---- Record excerpts
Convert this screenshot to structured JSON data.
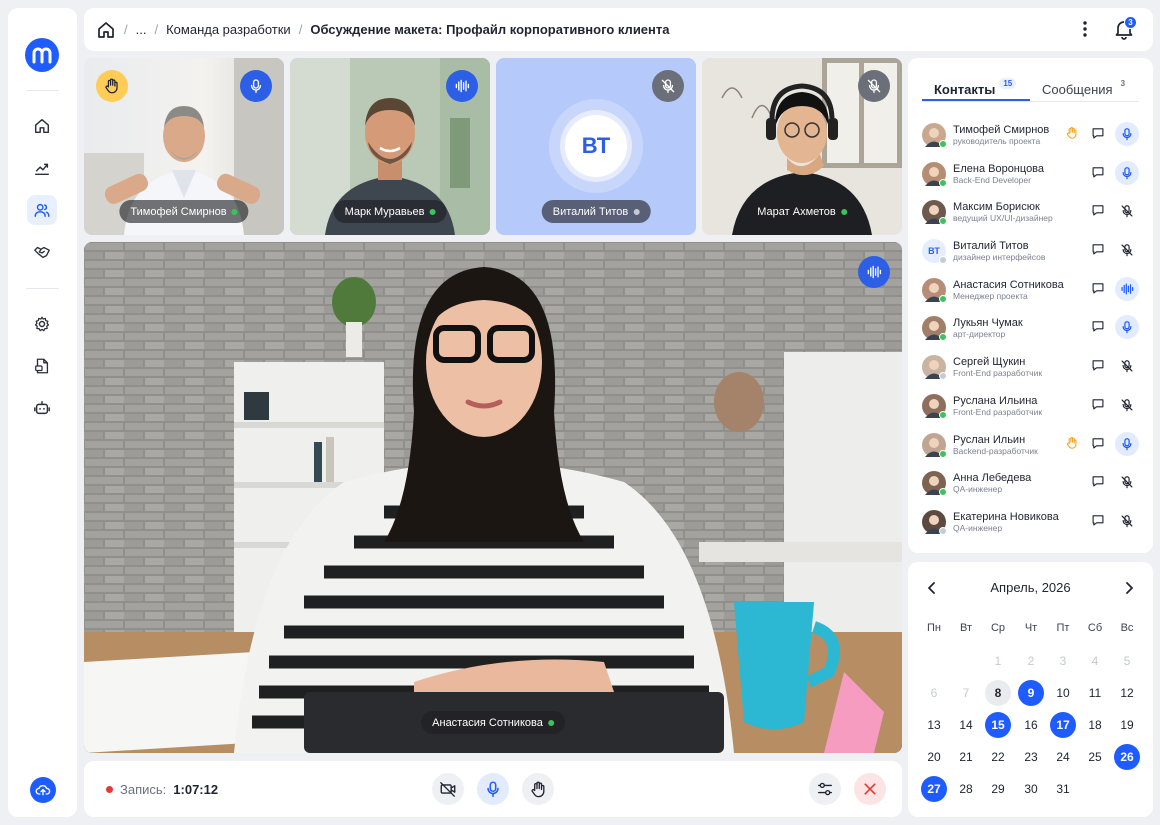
{
  "app": {
    "logo_letter": "m"
  },
  "colors": {
    "accent": "#1f5cff",
    "online": "#3cc45a",
    "offline": "#c7cbd3",
    "hand": "#ffcd57",
    "danger": "#e53935"
  },
  "sidebar": {
    "items": [
      {
        "name": "home",
        "icon": "home-icon",
        "active": false
      },
      {
        "name": "analytics",
        "icon": "chart-icon",
        "active": false
      },
      {
        "name": "people",
        "icon": "users-icon",
        "active": true
      },
      {
        "name": "deals",
        "icon": "handshake-icon",
        "active": false
      },
      {
        "name": "settings",
        "icon": "gear-icon",
        "active": false
      },
      {
        "name": "documents",
        "icon": "document-icon",
        "active": false
      },
      {
        "name": "bot",
        "icon": "robot-icon",
        "active": false
      }
    ],
    "upload_icon": "cloud-upload-icon"
  },
  "header": {
    "breadcrumb_ellipsis": "...",
    "breadcrumb_team": "Команда разработки",
    "title": "Обсуждение макета: Профайл корпоративного клиента",
    "notifications_count": "3"
  },
  "tiles": [
    {
      "name": "Тимофей Смирнов",
      "mic": "on",
      "hand": true,
      "online": true
    },
    {
      "name": "Марк Муравьев",
      "mic": "speaking",
      "hand": false,
      "online": true
    },
    {
      "name": "Виталий Титов",
      "initials": "ВТ",
      "mic": "off",
      "hand": false,
      "online": false
    },
    {
      "name": "Марат Ахметов",
      "mic": "off",
      "hand": false,
      "online": true
    }
  ],
  "main_video": {
    "name": "Анастасия Сотникова",
    "mic": "speaking",
    "online": true
  },
  "controls": {
    "record_label": "Запись:",
    "record_time": "1:07:12"
  },
  "contacts_panel": {
    "tab_contacts": "Контакты",
    "tab_contacts_count": "15",
    "tab_messages": "Сообщения",
    "tab_messages_count": "3",
    "contacts": [
      {
        "name": "Тимофей Смирнов",
        "role": "руководитель проекта",
        "online": true,
        "hand": true,
        "mic": "on"
      },
      {
        "name": "Елена Воронцова",
        "role": "Back-End Developer",
        "online": true,
        "hand": false,
        "mic": "on"
      },
      {
        "name": "Максим Борисюк",
        "role": "ведущий UX/UI-дизайнер",
        "online": true,
        "hand": false,
        "mic": "off"
      },
      {
        "name": "Виталий Титов",
        "role": "дизайнер интерфейсов",
        "initials": "ВТ",
        "online": false,
        "hand": false,
        "mic": "off"
      },
      {
        "name": "Анастасия Сотникова",
        "role": "Менеджер проекта",
        "online": true,
        "hand": false,
        "mic": "speaking"
      },
      {
        "name": "Лукьян Чумак",
        "role": "арт-директор",
        "online": true,
        "hand": false,
        "mic": "on"
      },
      {
        "name": "Сергей Щукин",
        "role": "Front-End разработчик",
        "online": false,
        "hand": false,
        "mic": "off"
      },
      {
        "name": "Руслана Ильина",
        "role": "Front-End разработчик",
        "online": true,
        "hand": false,
        "mic": "off"
      },
      {
        "name": "Руслан Ильин",
        "role": "Backend-разработчик",
        "online": true,
        "hand": true,
        "mic": "on"
      },
      {
        "name": "Анна Лебедева",
        "role": "QA-инженер",
        "online": true,
        "hand": false,
        "mic": "off"
      },
      {
        "name": "Екатерина Новикова",
        "role": "QA-инженер",
        "online": false,
        "hand": false,
        "mic": "off"
      }
    ]
  },
  "calendar": {
    "title": "Апрель, 2026",
    "weekdays": [
      "Пн",
      "Вт",
      "Ср",
      "Чт",
      "Пт",
      "Сб",
      "Вс"
    ],
    "weeks": [
      [
        null,
        null,
        "1",
        "2",
        "3",
        "4",
        "5"
      ],
      [
        "6",
        "7",
        "8",
        "9",
        "10",
        "11",
        "12"
      ],
      [
        "13",
        "14",
        "15",
        "16",
        "17",
        "18",
        "19"
      ],
      [
        "20",
        "21",
        "22",
        "23",
        "24",
        "25",
        "26"
      ],
      [
        "27",
        "28",
        "29",
        "30",
        "31",
        null,
        null
      ]
    ],
    "muted_days": [
      "1",
      "2",
      "3",
      "4",
      "5",
      "6",
      "7"
    ],
    "today": "8",
    "marked_days": [
      "9",
      "15",
      "17",
      "26",
      "27"
    ]
  }
}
--------
Objective: Exclude the pictures. Write out the remaining data exactly.

Answer in full:
Convert this screenshot to structured JSON data.
{
  "app": {
    "logo_letter": "m"
  },
  "colors": {
    "accent": "#1f5cff",
    "online": "#3cc45a",
    "offline": "#c7cbd3",
    "hand": "#ffcd57",
    "danger": "#e53935"
  },
  "sidebar": {
    "items": [
      {
        "name": "home",
        "icon": "home-icon",
        "active": false
      },
      {
        "name": "analytics",
        "icon": "chart-icon",
        "active": false
      },
      {
        "name": "people",
        "icon": "users-icon",
        "active": true
      },
      {
        "name": "deals",
        "icon": "handshake-icon",
        "active": false
      },
      {
        "name": "settings",
        "icon": "gear-icon",
        "active": false
      },
      {
        "name": "documents",
        "icon": "document-icon",
        "active": false
      },
      {
        "name": "bot",
        "icon": "robot-icon",
        "active": false
      }
    ],
    "upload_icon": "cloud-upload-icon"
  },
  "header": {
    "breadcrumb_ellipsis": "...",
    "breadcrumb_team": "Команда разработки",
    "title": "Обсуждение макета: Профайл корпоративного клиента",
    "notifications_count": "3"
  },
  "tiles": [
    {
      "name": "Тимофей Смирнов",
      "mic": "on",
      "hand": true,
      "online": true
    },
    {
      "name": "Марк Муравьев",
      "mic": "speaking",
      "hand": false,
      "online": true
    },
    {
      "name": "Виталий Титов",
      "initials": "ВТ",
      "mic": "off",
      "hand": false,
      "online": false
    },
    {
      "name": "Марат Ахметов",
      "mic": "off",
      "hand": false,
      "online": true
    }
  ],
  "main_video": {
    "name": "Анастасия Сотникова",
    "mic": "speaking",
    "online": true
  },
  "controls": {
    "record_label": "Запись:",
    "record_time": "1:07:12"
  },
  "contacts_panel": {
    "tab_contacts": "Контакты",
    "tab_contacts_count": "15",
    "tab_messages": "Сообщения",
    "tab_messages_count": "3",
    "contacts": [
      {
        "name": "Тимофей Смирнов",
        "role": "руководитель проекта",
        "online": true,
        "hand": true,
        "mic": "on"
      },
      {
        "name": "Елена Воронцова",
        "role": "Back-End Developer",
        "online": true,
        "hand": false,
        "mic": "on"
      },
      {
        "name": "Максим Борисюк",
        "role": "ведущий UX/UI-дизайнер",
        "online": true,
        "hand": false,
        "mic": "off"
      },
      {
        "name": "Виталий Титов",
        "role": "дизайнер интерфейсов",
        "initials": "ВТ",
        "online": false,
        "hand": false,
        "mic": "off"
      },
      {
        "name": "Анастасия Сотникова",
        "role": "Менеджер проекта",
        "online": true,
        "hand": false,
        "mic": "speaking"
      },
      {
        "name": "Лукьян Чумак",
        "role": "арт-директор",
        "online": true,
        "hand": false,
        "mic": "on"
      },
      {
        "name": "Сергей Щукин",
        "role": "Front-End разработчик",
        "online": false,
        "hand": false,
        "mic": "off"
      },
      {
        "name": "Руслана Ильина",
        "role": "Front-End разработчик",
        "online": true,
        "hand": false,
        "mic": "off"
      },
      {
        "name": "Руслан Ильин",
        "role": "Backend-разработчик",
        "online": true,
        "hand": true,
        "mic": "on"
      },
      {
        "name": "Анна Лебедева",
        "role": "QA-инженер",
        "online": true,
        "hand": false,
        "mic": "off"
      },
      {
        "name": "Екатерина Новикова",
        "role": "QA-инженер",
        "online": false,
        "hand": false,
        "mic": "off"
      }
    ]
  },
  "calendar": {
    "title": "Апрель, 2026",
    "weekdays": [
      "Пн",
      "Вт",
      "Ср",
      "Чт",
      "Пт",
      "Сб",
      "Вс"
    ],
    "weeks": [
      [
        null,
        null,
        "1",
        "2",
        "3",
        "4",
        "5"
      ],
      [
        "6",
        "7",
        "8",
        "9",
        "10",
        "11",
        "12"
      ],
      [
        "13",
        "14",
        "15",
        "16",
        "17",
        "18",
        "19"
      ],
      [
        "20",
        "21",
        "22",
        "23",
        "24",
        "25",
        "26"
      ],
      [
        "27",
        "28",
        "29",
        "30",
        "31",
        null,
        null
      ]
    ],
    "muted_days": [
      "1",
      "2",
      "3",
      "4",
      "5",
      "6",
      "7"
    ],
    "today": "8",
    "marked_days": [
      "9",
      "15",
      "17",
      "26",
      "27"
    ]
  }
}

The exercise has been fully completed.